--- Task ---
Check each line of the material. Copy those containing "title".

----------------

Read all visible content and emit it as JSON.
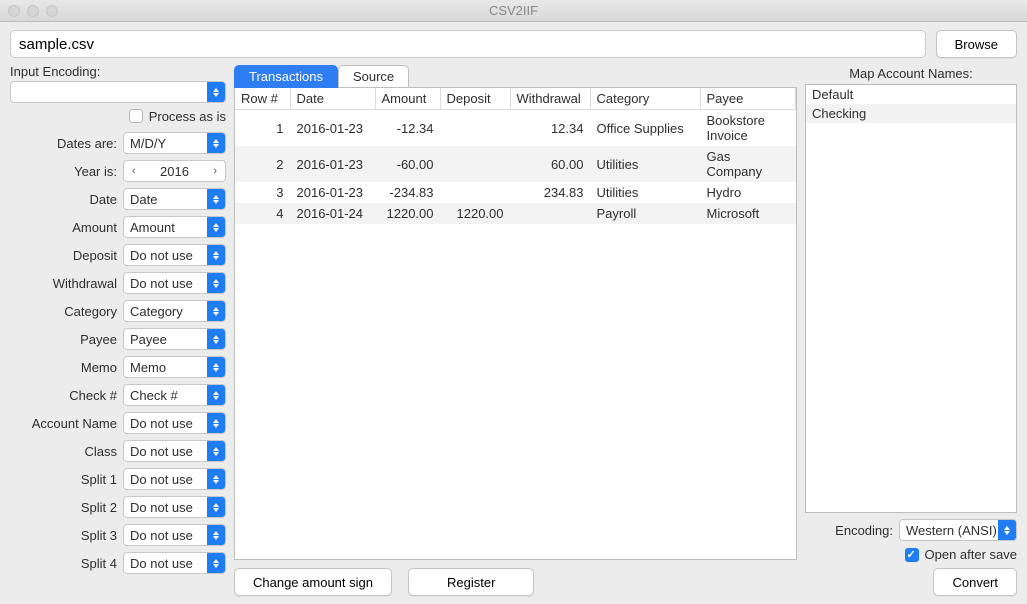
{
  "window": {
    "title": "CSV2IIF"
  },
  "file": {
    "path": "sample.csv",
    "browse": "Browse"
  },
  "left": {
    "input_encoding_label": "Input Encoding:",
    "input_encoding_value": "",
    "process_as_is": "Process as is",
    "rows": {
      "dates_are": {
        "label": "Dates are:",
        "value": "M/D/Y"
      },
      "year_is": {
        "label": "Year is:",
        "value": "2016"
      },
      "date": {
        "label": "Date",
        "value": "Date"
      },
      "amount": {
        "label": "Amount",
        "value": "Amount"
      },
      "deposit": {
        "label": "Deposit",
        "value": "Do not use"
      },
      "withdrawal": {
        "label": "Withdrawal",
        "value": "Do not use"
      },
      "category": {
        "label": "Category",
        "value": "Category"
      },
      "payee": {
        "label": "Payee",
        "value": "Payee"
      },
      "memo": {
        "label": "Memo",
        "value": "Memo"
      },
      "checknum": {
        "label": "Check #",
        "value": "Check #"
      },
      "account": {
        "label": "Account Name",
        "value": "Do not use"
      },
      "class": {
        "label": "Class",
        "value": "Do not use"
      },
      "split1": {
        "label": "Split 1",
        "value": "Do not use"
      },
      "split2": {
        "label": "Split 2",
        "value": "Do not use"
      },
      "split3": {
        "label": "Split 3",
        "value": "Do not use"
      },
      "split4": {
        "label": "Split 4",
        "value": "Do not use"
      }
    }
  },
  "tabs": {
    "transactions": "Transactions",
    "source": "Source"
  },
  "table": {
    "headers": [
      "Row #",
      "Date",
      "Amount",
      "Deposit",
      "Withdrawal",
      "Category",
      "Payee"
    ],
    "rows": [
      {
        "n": "1",
        "date": "2016-01-23",
        "amount": "-12.34",
        "deposit": "",
        "withdrawal": "12.34",
        "category": "Office Supplies",
        "payee": "Bookstore Invoice"
      },
      {
        "n": "2",
        "date": "2016-01-23",
        "amount": "-60.00",
        "deposit": "",
        "withdrawal": "60.00",
        "category": "Utilities",
        "payee": "Gas Company"
      },
      {
        "n": "3",
        "date": "2016-01-23",
        "amount": "-234.83",
        "deposit": "",
        "withdrawal": "234.83",
        "category": "Utilities",
        "payee": "Hydro"
      },
      {
        "n": "4",
        "date": "2016-01-24",
        "amount": "1220.00",
        "deposit": "1220.00",
        "withdrawal": "",
        "category": "Payroll",
        "payee": "Microsoft"
      }
    ]
  },
  "bottom": {
    "change_sign": "Change amount sign",
    "register": "Register"
  },
  "right": {
    "title": "Map Account Names:",
    "items": [
      "Default",
      "Checking"
    ],
    "encoding_label": "Encoding:",
    "encoding_value": "Western (ANSI)",
    "open_after": "Open after save",
    "convert": "Convert"
  }
}
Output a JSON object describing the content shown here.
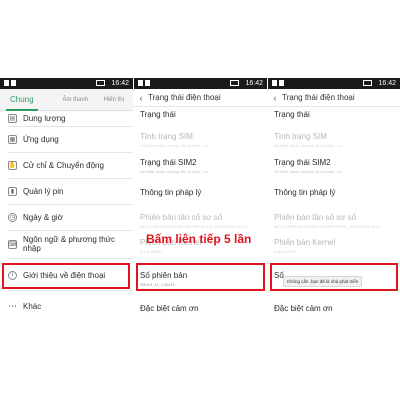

----------------

--- Result of the task ---
    "title": "CSV2IIF"
    "title": "Map Account Names:",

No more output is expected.